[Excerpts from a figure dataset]
-------------------------
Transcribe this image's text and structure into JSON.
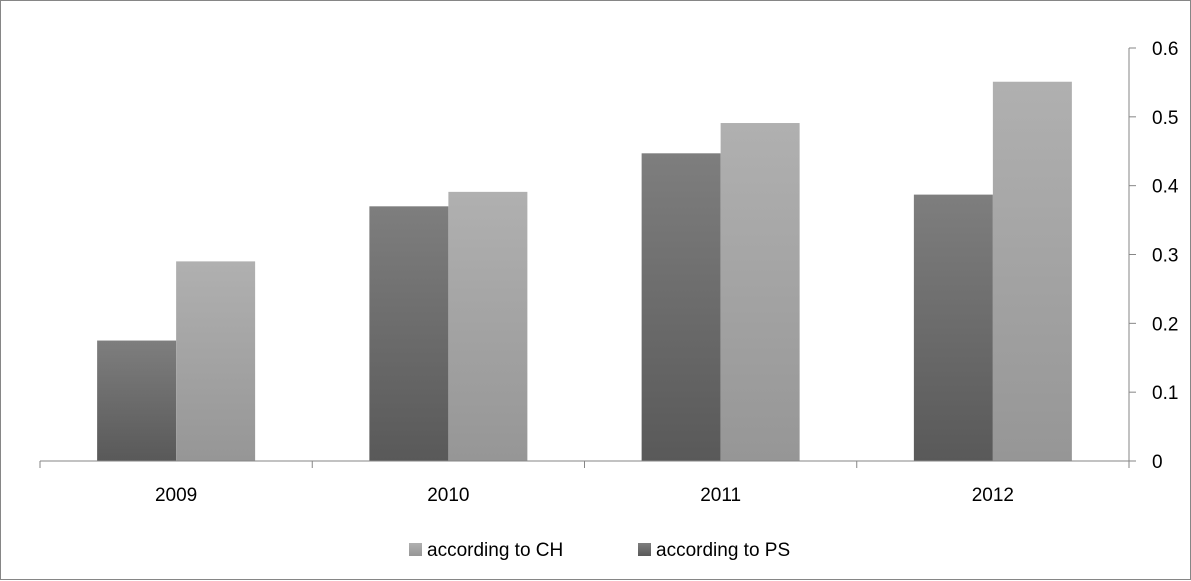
{
  "chart_data": {
    "type": "bar",
    "categories": [
      "2009",
      "2010",
      "2011",
      "2012"
    ],
    "series": [
      {
        "name": "according to PS",
        "values": [
          0.175,
          0.37,
          0.447,
          0.387
        ],
        "color": "#6f6f6f"
      },
      {
        "name": "according to CH",
        "values": [
          0.29,
          0.391,
          0.491,
          0.551
        ],
        "color": "#a4a4a4"
      }
    ],
    "yaxis": {
      "position": "right",
      "min": 0,
      "max": 0.6,
      "step": 0.1,
      "tick_labels": [
        "0",
        "0.1",
        "0.2",
        "0.3",
        "0.4",
        "0.5",
        "0.6"
      ]
    },
    "grid": false,
    "legend": {
      "placement": "bottom",
      "entries": [
        "according to CH",
        "according to PS"
      ]
    }
  }
}
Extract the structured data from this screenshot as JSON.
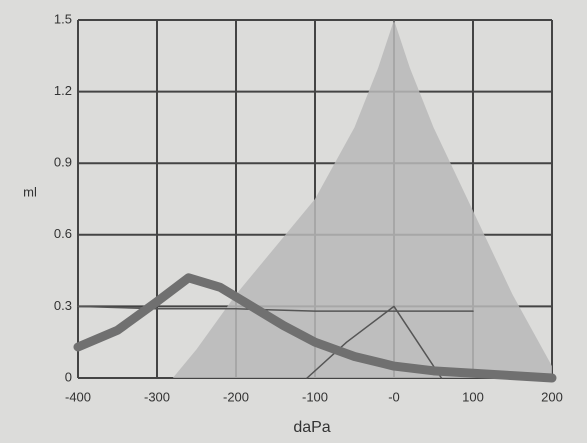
{
  "chart_data": {
    "type": "line",
    "xlabel": "daPa",
    "ylabel": "ml",
    "xlim": [
      -400,
      200
    ],
    "ylim": [
      0,
      1.5
    ],
    "xticks": [
      -400,
      -300,
      -200,
      -100,
      {
        "value": 0,
        "label": "-0"
      },
      100,
      200
    ],
    "yticks": [
      0,
      0.3,
      0.6,
      0.9,
      1.2,
      1.5
    ],
    "grid": true,
    "series": [
      {
        "kind": "area",
        "color": "#b8b8b8",
        "x": [
          -280,
          -250,
          -200,
          -150,
          -100,
          -50,
          -20,
          0,
          20,
          50,
          100,
          150,
          200
        ],
        "values": [
          0,
          0.12,
          0.35,
          0.55,
          0.75,
          1.05,
          1.3,
          1.5,
          1.3,
          1.05,
          0.7,
          0.35,
          0.05
        ]
      },
      {
        "kind": "line",
        "color": "#555",
        "width": 1.5,
        "x": [
          -400,
          -300,
          -200,
          -100,
          0,
          100
        ],
        "values": [
          0.3,
          0.29,
          0.29,
          0.28,
          0.28,
          0.28
        ]
      },
      {
        "kind": "line",
        "color": "#555",
        "width": 1.5,
        "x": [
          -110,
          -60,
          0,
          30,
          60
        ],
        "values": [
          0,
          0.15,
          0.3,
          0.15,
          0
        ]
      },
      {
        "kind": "line",
        "color": "#707070",
        "width": 9,
        "x": [
          -400,
          -350,
          -300,
          -260,
          -220,
          -180,
          -140,
          -100,
          -50,
          0,
          50,
          100,
          150,
          200
        ],
        "values": [
          0.13,
          0.2,
          0.32,
          0.42,
          0.38,
          0.3,
          0.22,
          0.15,
          0.09,
          0.05,
          0.03,
          0.02,
          0.01,
          0.0
        ]
      }
    ]
  }
}
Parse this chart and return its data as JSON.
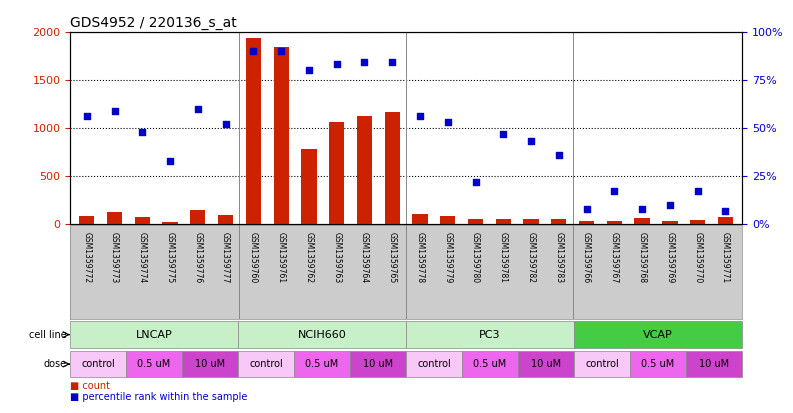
{
  "title": "GDS4952 / 220136_s_at",
  "samples": [
    "GSM1359772",
    "GSM1359773",
    "GSM1359774",
    "GSM1359775",
    "GSM1359776",
    "GSM1359777",
    "GSM1359760",
    "GSM1359761",
    "GSM1359762",
    "GSM1359763",
    "GSM1359764",
    "GSM1359765",
    "GSM1359778",
    "GSM1359779",
    "GSM1359780",
    "GSM1359781",
    "GSM1359782",
    "GSM1359783",
    "GSM1359766",
    "GSM1359767",
    "GSM1359768",
    "GSM1359769",
    "GSM1359770",
    "GSM1359771"
  ],
  "counts": [
    90,
    130,
    75,
    25,
    150,
    95,
    1930,
    1840,
    780,
    1060,
    1120,
    1160,
    110,
    85,
    50,
    50,
    50,
    50,
    30,
    30,
    60,
    30,
    40,
    70
  ],
  "percentiles": [
    56,
    59,
    48,
    33,
    60,
    52,
    90,
    90,
    80,
    83,
    84,
    84,
    56,
    53,
    22,
    47,
    43,
    36,
    8,
    17,
    8,
    10,
    17,
    7
  ],
  "cell_line_groups": [
    {
      "name": "LNCAP",
      "start": 0,
      "end": 6,
      "color": "#c8f0c8"
    },
    {
      "name": "NCIH660",
      "start": 6,
      "end": 12,
      "color": "#c8f0c8"
    },
    {
      "name": "PC3",
      "start": 12,
      "end": 18,
      "color": "#c8f0c8"
    },
    {
      "name": "VCAP",
      "start": 18,
      "end": 24,
      "color": "#44cc44"
    }
  ],
  "dose_groups": [
    {
      "label": "control",
      "start": 0,
      "end": 2,
      "color": "#f8c8f8"
    },
    {
      "label": "0.5 uM",
      "start": 2,
      "end": 4,
      "color": "#ee66ee"
    },
    {
      "label": "10 uM",
      "start": 4,
      "end": 6,
      "color": "#cc44cc"
    },
    {
      "label": "control",
      "start": 6,
      "end": 8,
      "color": "#f8c8f8"
    },
    {
      "label": "0.5 uM",
      "start": 8,
      "end": 10,
      "color": "#ee66ee"
    },
    {
      "label": "10 uM",
      "start": 10,
      "end": 12,
      "color": "#cc44cc"
    },
    {
      "label": "control",
      "start": 12,
      "end": 14,
      "color": "#f8c8f8"
    },
    {
      "label": "0.5 uM",
      "start": 14,
      "end": 16,
      "color": "#ee66ee"
    },
    {
      "label": "10 uM",
      "start": 16,
      "end": 18,
      "color": "#cc44cc"
    },
    {
      "label": "control",
      "start": 18,
      "end": 20,
      "color": "#f8c8f8"
    },
    {
      "label": "0.5 uM",
      "start": 20,
      "end": 22,
      "color": "#ee66ee"
    },
    {
      "label": "10 uM",
      "start": 22,
      "end": 24,
      "color": "#cc44cc"
    }
  ],
  "bar_color": "#cc2200",
  "dot_color": "#0000cc",
  "ylim_left": [
    0,
    2000
  ],
  "ylim_right": [
    0,
    100
  ],
  "yticks_left": [
    0,
    500,
    1000,
    1500,
    2000
  ],
  "yticks_right": [
    0,
    25,
    50,
    75,
    100
  ],
  "ytick_labels_right": [
    "0%",
    "25%",
    "50%",
    "75%",
    "100%"
  ],
  "bg_color": "#ffffff",
  "group_boundaries": [
    6,
    12,
    18
  ],
  "title_fontsize": 10,
  "axis_tick_fontsize": 8,
  "label_fontsize": 8,
  "sample_fontsize": 5.5,
  "legend_fontsize": 7
}
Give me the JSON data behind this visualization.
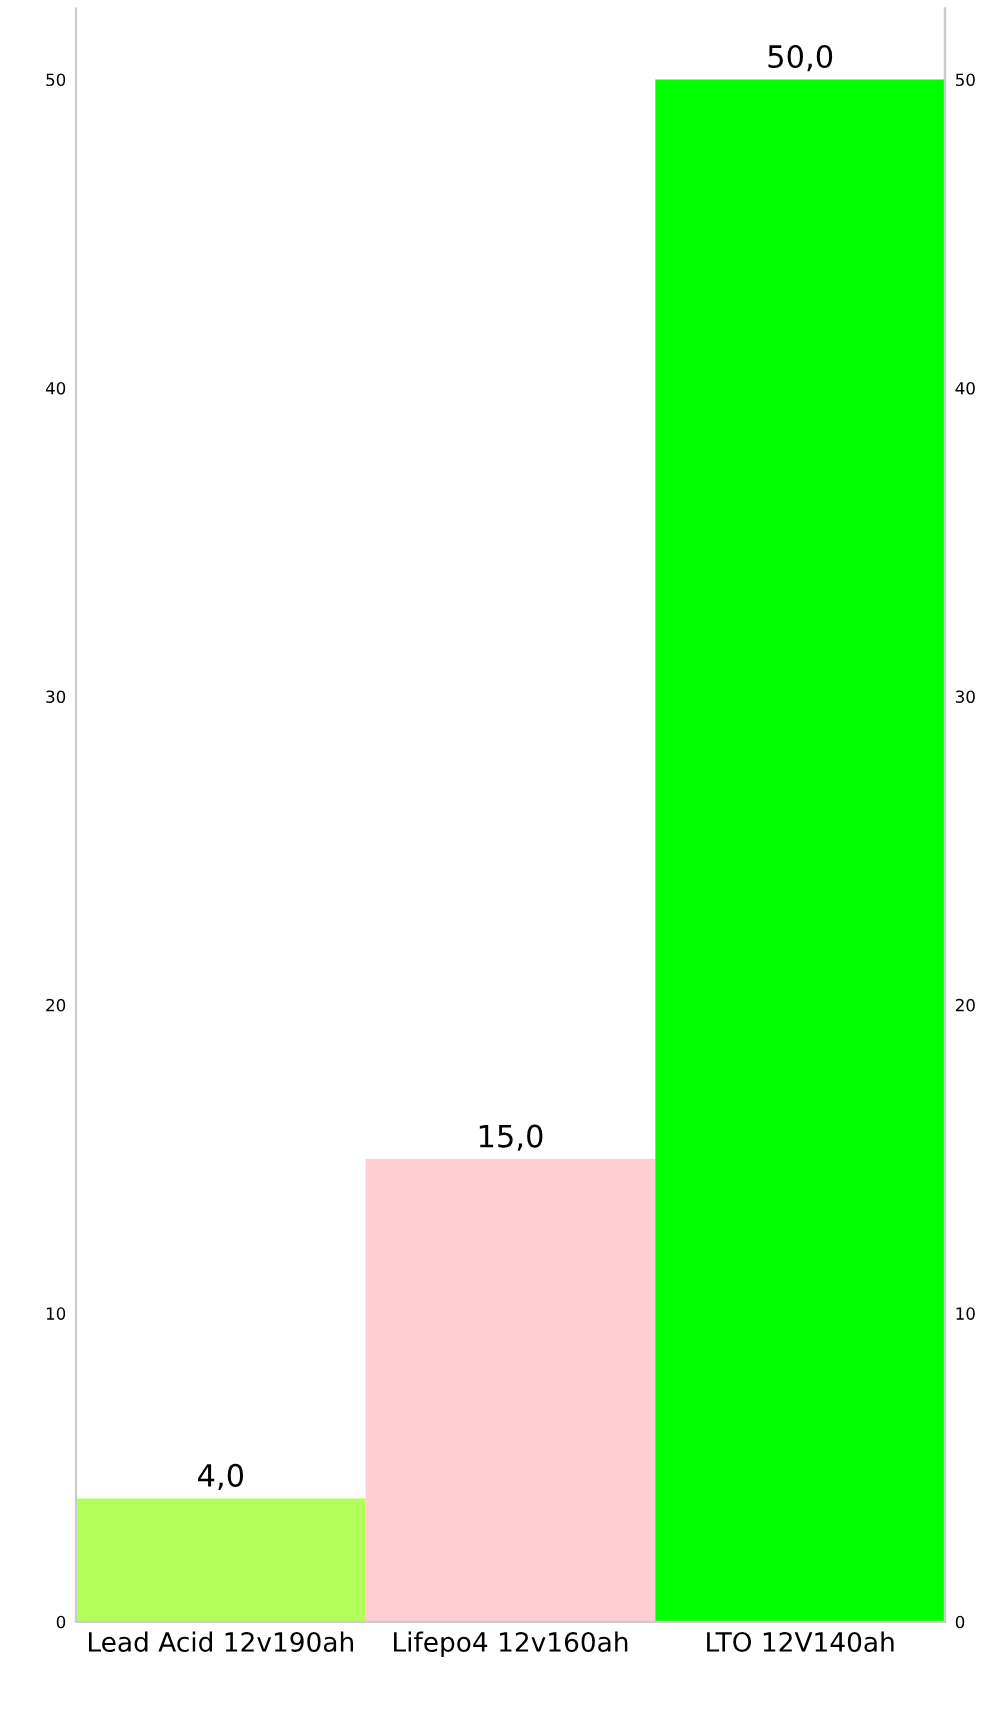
{
  "chart_data": {
    "type": "bar",
    "categories": [
      "Lead Acid 12v190ah",
      "Lifepo4 12v160ah",
      "LTO 12V140ah"
    ],
    "values": [
      4.0,
      15.0,
      50.0
    ],
    "colors": [
      "#b2ff59",
      "#ffcdd2",
      "#00ff00"
    ],
    "value_labels": [
      "4,0",
      "15,0",
      "50,0"
    ],
    "ylim": [
      0,
      52.3
    ],
    "yticks": [
      0,
      10,
      20,
      30,
      40,
      50
    ],
    "y2lim": [
      0,
      52.3
    ],
    "y2ticks": [
      0,
      10,
      20,
      30,
      40,
      50
    ],
    "grid": false,
    "legend": false
  }
}
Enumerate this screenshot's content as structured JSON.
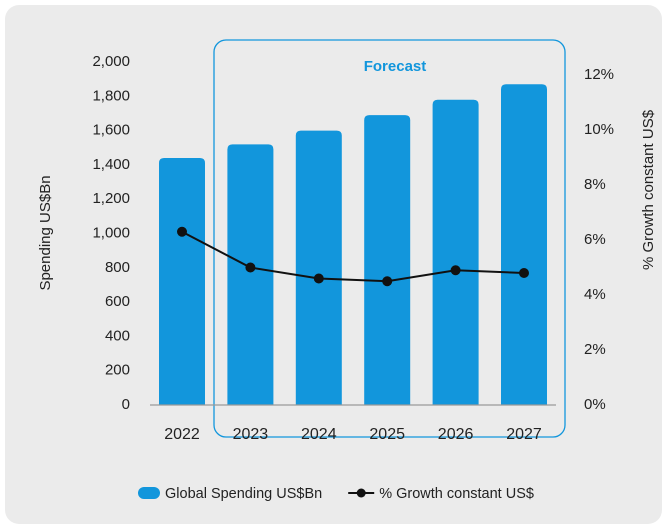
{
  "chart_data": {
    "type": "bar",
    "categories": [
      "2022",
      "2023",
      "2024",
      "2025",
      "2026",
      "2027"
    ],
    "series": [
      {
        "name": "Global Spending US$Bn",
        "type": "bar",
        "color": "#1296dc",
        "values": [
          1440,
          1520,
          1600,
          1690,
          1780,
          1870
        ]
      },
      {
        "name": "% Growth constant US$",
        "type": "line",
        "axis": "y2",
        "color": "#111111",
        "values": [
          6.3,
          5.0,
          4.6,
          4.5,
          4.9,
          4.8
        ]
      }
    ],
    "ylabel": "Spending US$Bn",
    "y2label": "% Growth constant US$",
    "ylim": [
      0,
      2000
    ],
    "yticks": [
      0,
      200,
      400,
      600,
      800,
      {
        "value": 1000,
        "label": "1,000"
      },
      {
        "value": 1200,
        "label": "1,200"
      },
      {
        "value": 1400,
        "label": "1,400"
      },
      {
        "value": 1600,
        "label": "1,600"
      },
      {
        "value": 1800,
        "label": "1,800"
      },
      {
        "value": 2000,
        "label": "2,000"
      }
    ],
    "y2lim": [
      0,
      12
    ],
    "y2ticks": [
      {
        "value": 0,
        "label": "0%"
      },
      {
        "value": 2,
        "label": "2%"
      },
      {
        "value": 4,
        "label": "4%"
      },
      {
        "value": 6,
        "label": "6%"
      },
      {
        "value": 8,
        "label": "8%"
      },
      {
        "value": 10,
        "label": "10%"
      },
      {
        "value": 12,
        "label": "12%"
      }
    ],
    "annotations": [
      "Forecast"
    ],
    "legend": "bottom"
  }
}
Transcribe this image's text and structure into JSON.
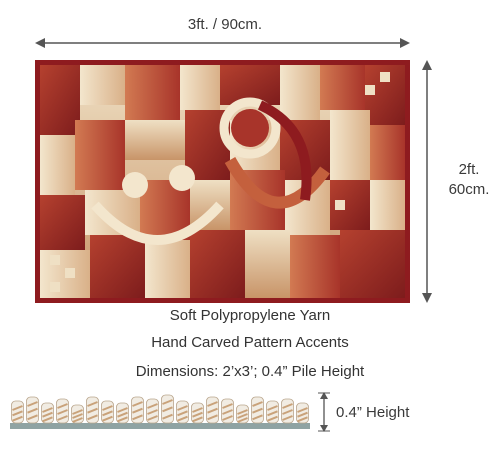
-------------------------
### Request
From the listing above, copy every line that holds the string "JSON".

### Full answer
Transcribe this image's text and structure into JSON.
Extract the structured data from this screenshot as JSON.
Parse this chart and return its data as JSON.
Give me the JSON data behind this visualization.
Enumerate this screenshot's content as structured JSON.
Transcribe this image's text and structure into JSON.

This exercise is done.